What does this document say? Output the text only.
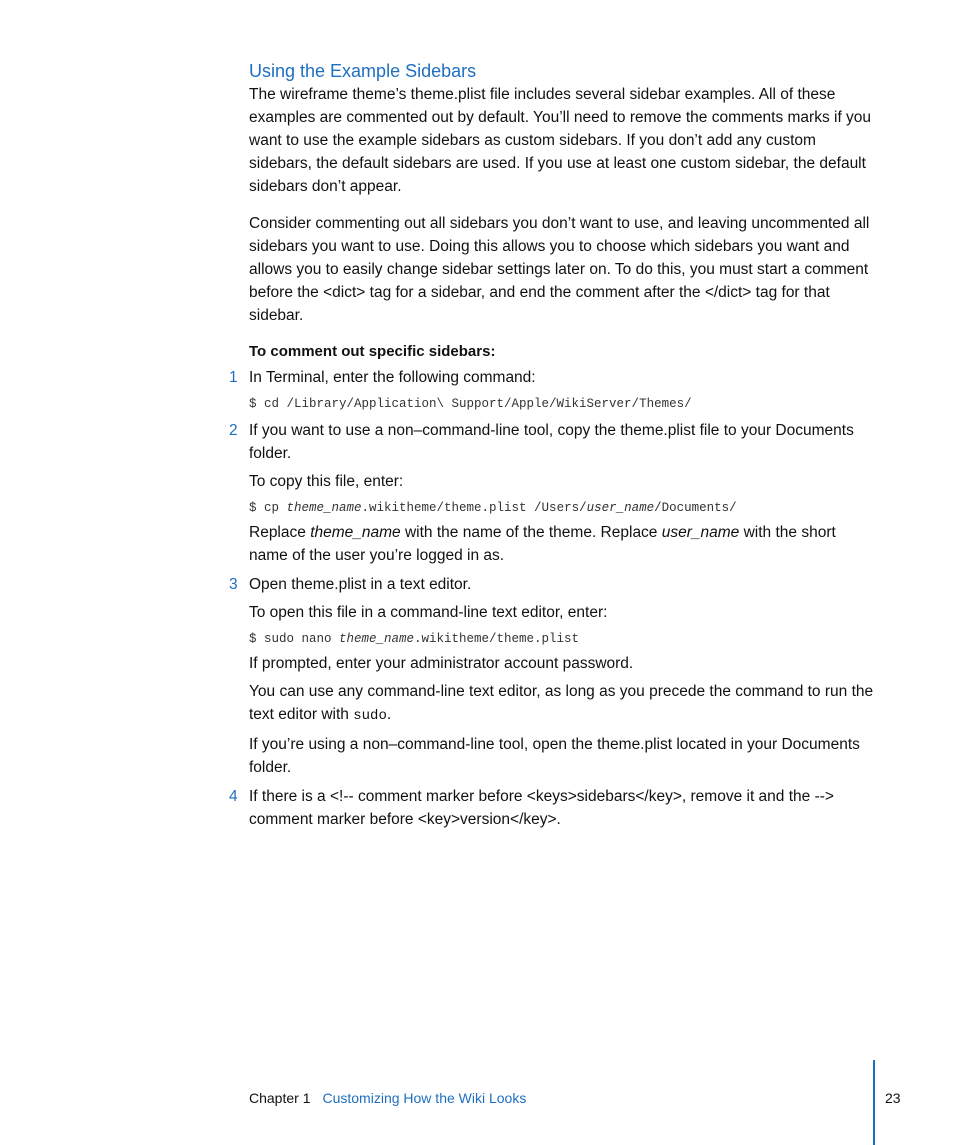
Using the Example Sidebars

The wireframe theme’s theme.plist file includes several sidebar examples. All of these examples are commented out by default. You’ll need to remove the comments marks if you want to use the example sidebars as custom sidebars. If you don’t add any custom sidebars, the default sidebars are used. If you use at least one custom sidebar, the default sidebars don’t appear.

Consider commenting out all sidebars you don’t want to use, and leaving uncommented all sidebars you want to use. Doing this allows you to choose which sidebars you want and allows you to easily change sidebar settings later on. To do this, you must start a comment before the <dict> tag for a sidebar, and end the comment after the </dict> tag for that sidebar.

To comment out specific sidebars:

1 In Terminal, enter the following command:

$ cd /Library/Application\ Support/Apple/WikiServer/Themes/
2 If you want to use a non–command-line tool, copy the theme.plist file to your Documents folder.

To copy this file, enter:

$ cp theme_name.wikitheme/theme.plist /Users/user_name/Documents/

Replace theme_name with the name of the theme. Replace user_name with the short name of the user you’re logged in as.

3 Open theme.plist in a text editor.

To open this file in a command-line text editor, enter:

$ sudo nano theme_name.wikitheme/theme.plist

If prompted, enter your administrator account password.

You can use any command-line text editor, as long as you precede the command to run the text editor with sudo.

If you’re using a non–command-line tool, open the theme.plist located in your Documents folder.

4 If there is a <!-- comment marker before <keys>sidebars</key>, remove it and the --> comment marker before <key>version</key>.

Chapter 1 Customizing How the Wiki Looks	23
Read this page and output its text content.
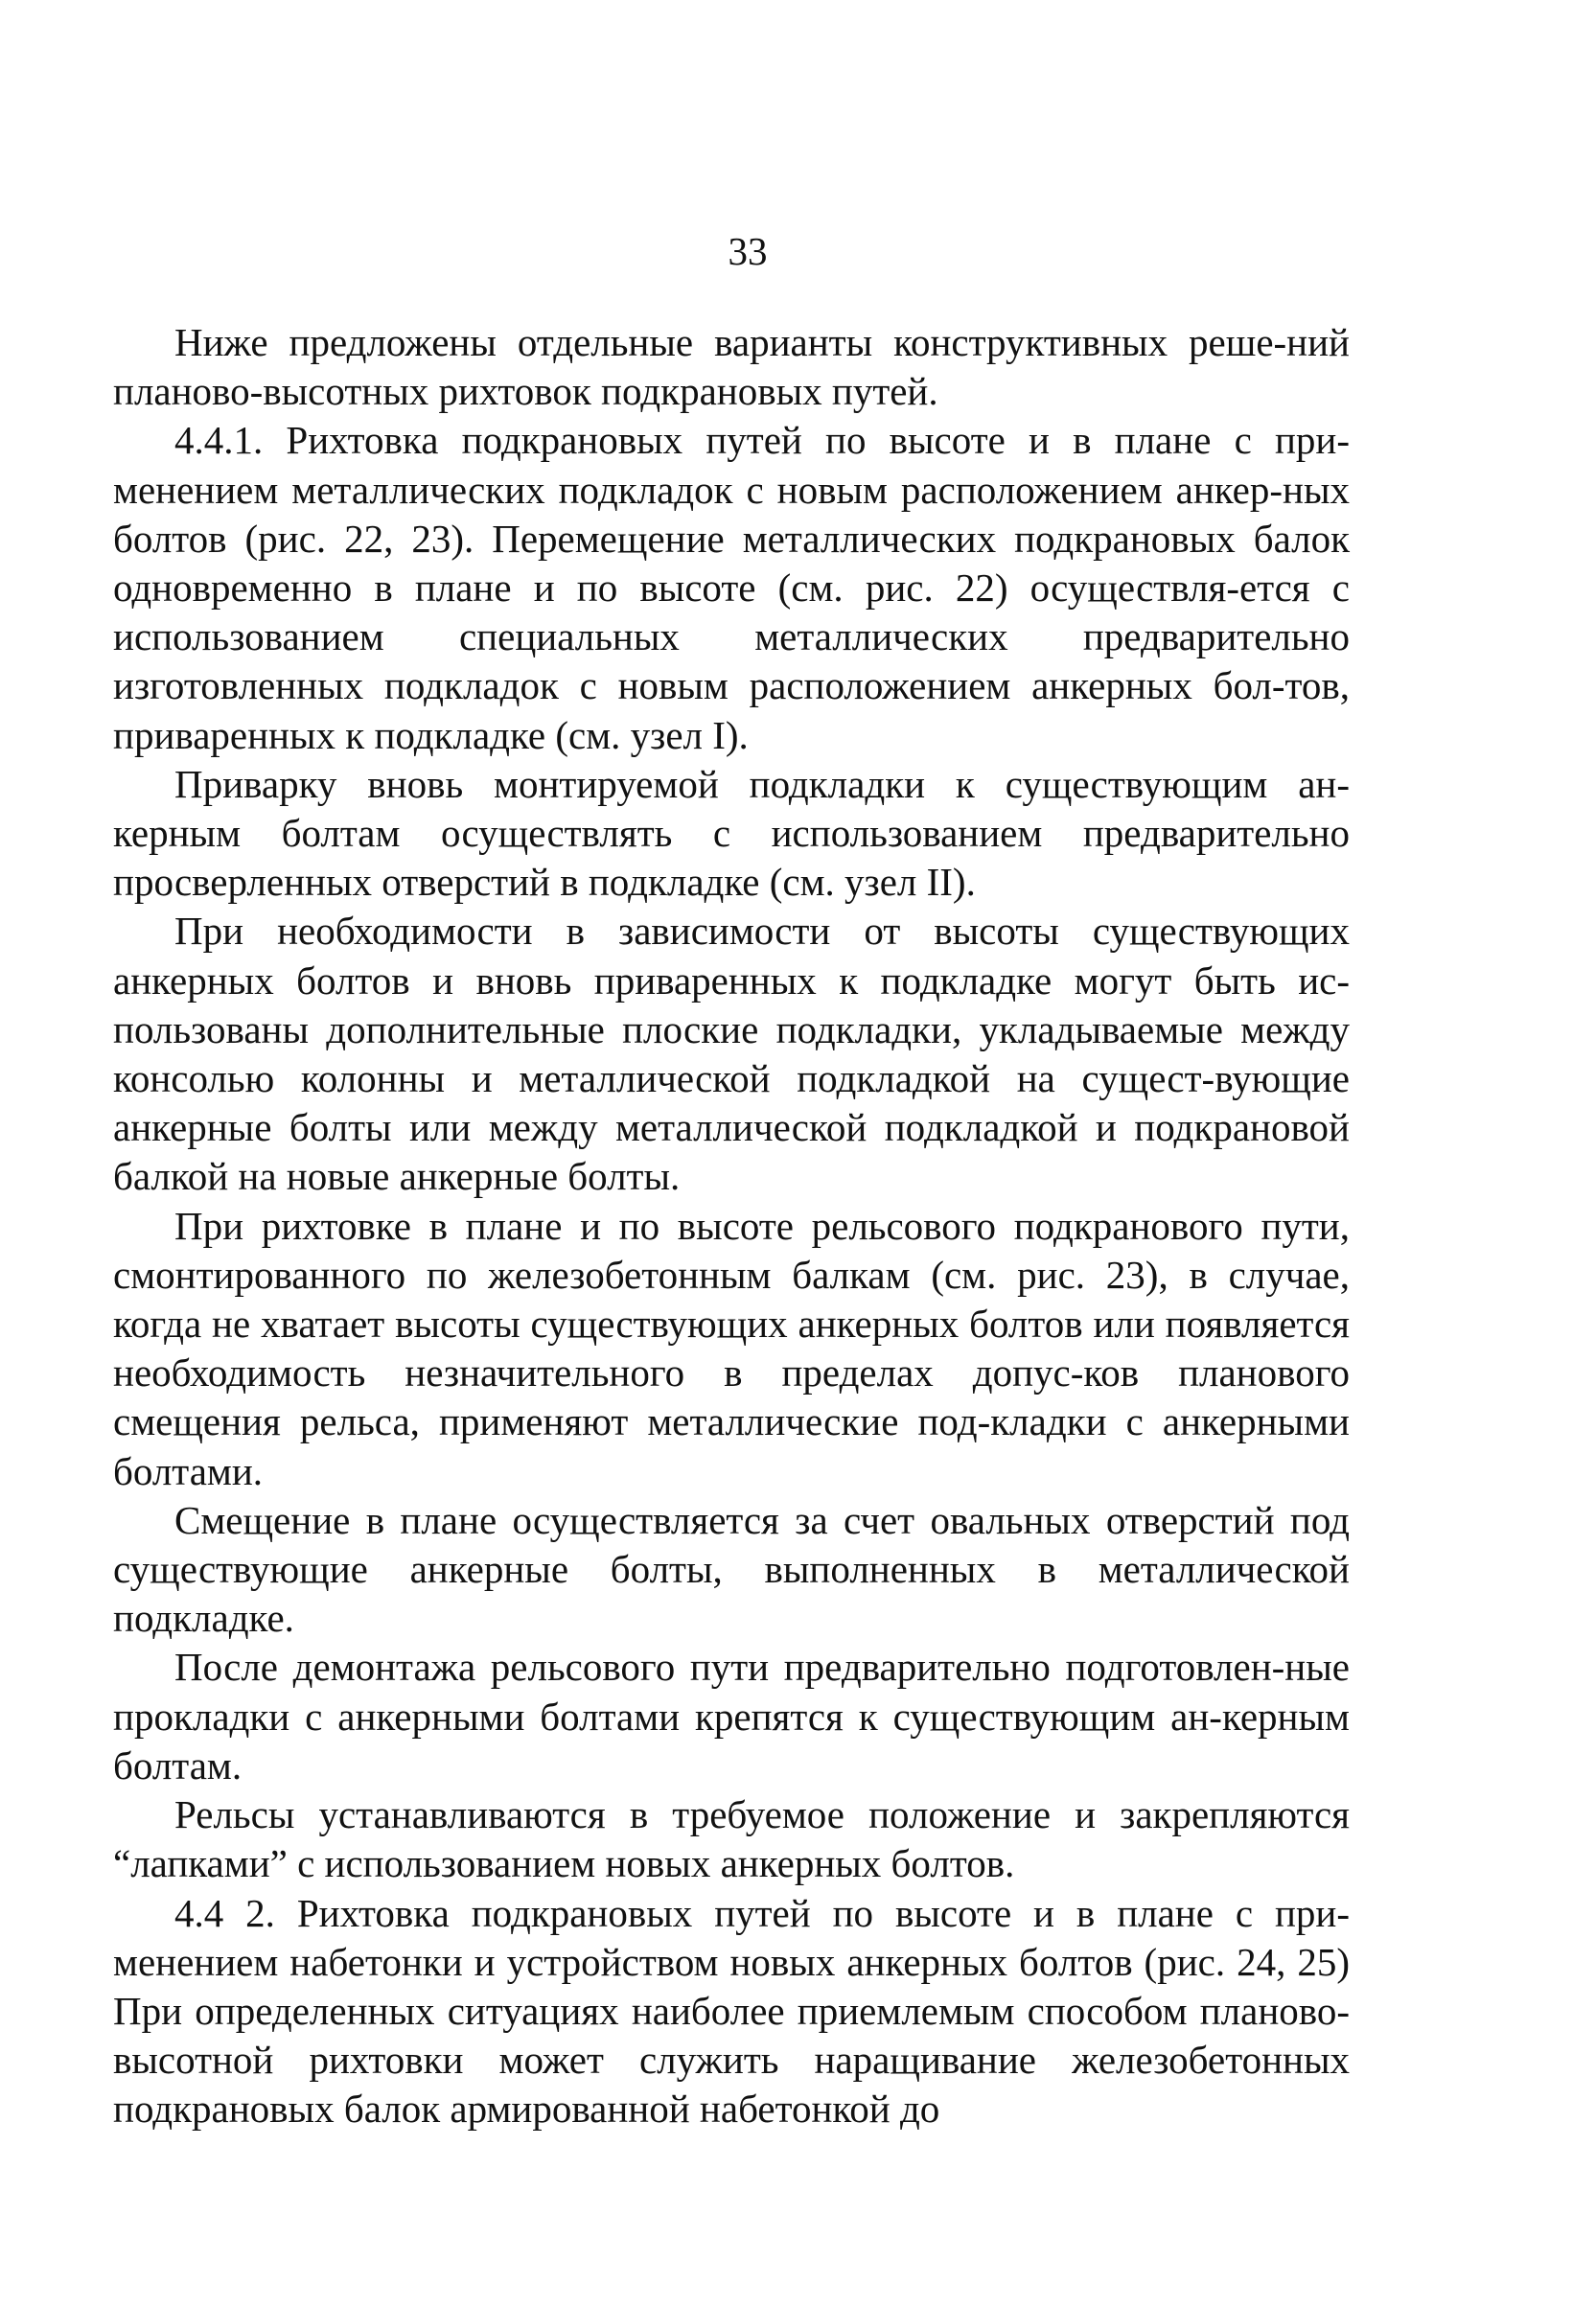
33

Ниже предложены отдельные варианты конструктивных реше-ний планово-высотных рихтовок подкрановых путей.

4.4.1. Рихтовка подкрановых путей по высоте и в плане с при-менением металлических подкладок с новым расположением анкер-ных болтов (рис. 22, 23). Перемещение металлических подкрановых балок одновременно в плане и по высоте (см. рис. 22) осуществля-ется с использованием специальных металлических предварительно изготовленных подкладок с новым расположением анкерных бол-тов, приваренных к подкладке (см. узел I).

Приварку вновь монтируемой подкладки к существующим ан-керным болтам осуществлять с использованием предварительно просверленных отверстий в подкладке (см. узел II).

При необходимости в зависимости от высоты существующих анкерных болтов и вновь приваренных к подкладке могут быть ис-пользованы дополнительные плоские подкладки, укладываемые между консолью колонны и металлической подкладкой на сущест-вующие анкерные болты или между металлической подкладкой и подкрановой балкой на новые анкерные болты.

При рихтовке в плане и по высоте рельсового подкранового пути, смонтированного по железобетонным балкам (см. рис. 23), в случае, когда не хватает высоты существующих анкерных болтов или появляется необходимость незначительного в пределах допус-ков планового смещения рельса, применяют металлические под-кладки с анкерными болтами.

Смещение в плане осуществляется за счет овальных отверстий под существующие анкерные болты, выполненных в металлической подкладке.

После демонтажа рельсового пути предварительно подготовлен-ные прокладки с анкерными болтами крепятся к существующим ан-керным болтам.

Рельсы устанавливаются в требуемое положение и закрепляются “лапками” с использованием новых анкерных болтов.

4.4 2. Рихтовка подкрановых путей по высоте и в плане с при-менением набетонки и устройством новых анкерных болтов (рис. 24, 25) При определенных ситуациях наиболее приемлемым способом планово-высотной рихтовки может служить наращивание железобетонных подкрановых балок армированной набетонкой до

→ **Your instructions**
Ignore the images and quote every line of the listing exactly.

→ **Task solution**
What does this document say? Output the text only.
Using the Example Sidebars

The wireframe theme’s theme.plist file includes several sidebar examples. All of these examples are commented out by default. You’ll need to remove the comments marks if you want to use the example sidebars as custom sidebars. If you don’t add any custom sidebars, the default sidebars are used. If you use at least one custom sidebar, the default sidebars don’t appear.

Consider commenting out all sidebars you don’t want to use, and leaving uncommented all sidebars you want to use. Doing this allows you to choose which sidebars you want and allows you to easily change sidebar settings later on. To do this, you must start a comment before the <dict> tag for a sidebar, and end the comment after the </dict> tag for that sidebar.

To comment out specific sidebars:

1 In Terminal, enter the following command:

$ cd /Library/Application\ Support/Apple/WikiServer/Themes/
2 If you want to use a non–command-line tool, copy the theme.plist file to your Documents folder.

To copy this file, enter:

$ cp theme_name.wikitheme/theme.plist /Users/user_name/Documents/

Replace theme_name with the name of the theme. Replace user_name with the short name of the user you’re logged in as.

3 Open theme.plist in a text editor.

To open this file in a command-line text editor, enter:

$ sudo nano theme_name.wikitheme/theme.plist

If prompted, enter your administrator account password.

You can use any command-line text editor, as long as you precede the command to run the text editor with sudo.

If you’re using a non–command-line tool, open the theme.plist located in your Documents folder.

4 If there is a <!-- comment marker before <keys>sidebars</key>, remove it and the --> comment marker before <key>version</key>.

Chapter 1 Customizing How the Wiki Looks	23
Read this page and output its text content.
33

Ниже предложены отдельные варианты конструктивных реше-ний планово-высотных рихтовок подкрановых путей.

4.4.1. Рихтовка подкрановых путей по высоте и в плане с при-менением металлических подкладок с новым расположением анкер-ных болтов (рис. 22, 23). Перемещение металлических подкрановых балок одновременно в плане и по высоте (см. рис. 22) осуществля-ется с использованием специальных металлических предварительно изготовленных подкладок с новым расположением анкерных бол-тов, приваренных к подкладке (см. узел I).

Приварку вновь монтируемой подкладки к существующим ан-керным болтам осуществлять с использованием предварительно просверленных отверстий в подкладке (см. узел II).

При необходимости в зависимости от высоты существующих анкерных болтов и вновь приваренных к подкладке могут быть ис-пользованы дополнительные плоские подкладки, укладываемые между консолью колонны и металлической подкладкой на сущест-вующие анкерные болты или между металлической подкладкой и подкрановой балкой на новые анкерные болты.

При рихтовке в плане и по высоте рельсового подкранового пути, смонтированного по железобетонным балкам (см. рис. 23), в случае, когда не хватает высоты существующих анкерных болтов или появляется необходимость незначительного в пределах допус-ков планового смещения рельса, применяют металлические под-кладки с анкерными болтами.

Смещение в плане осуществляется за счет овальных отверстий под существующие анкерные болты, выполненных в металлической подкладке.

После демонтажа рельсового пути предварительно подготовлен-ные прокладки с анкерными болтами крепятся к существующим ан-керным болтам.

Рельсы устанавливаются в требуемое положение и закрепляются “лапками” с использованием новых анкерных болтов.

4.4 2. Рихтовка подкрановых путей по высоте и в плане с при-менением набетонки и устройством новых анкерных болтов (рис. 24, 25) При определенных ситуациях наиболее приемлемым способом планово-высотной рихтовки может служить наращивание железобетонных подкрановых балок армированной набетонкой до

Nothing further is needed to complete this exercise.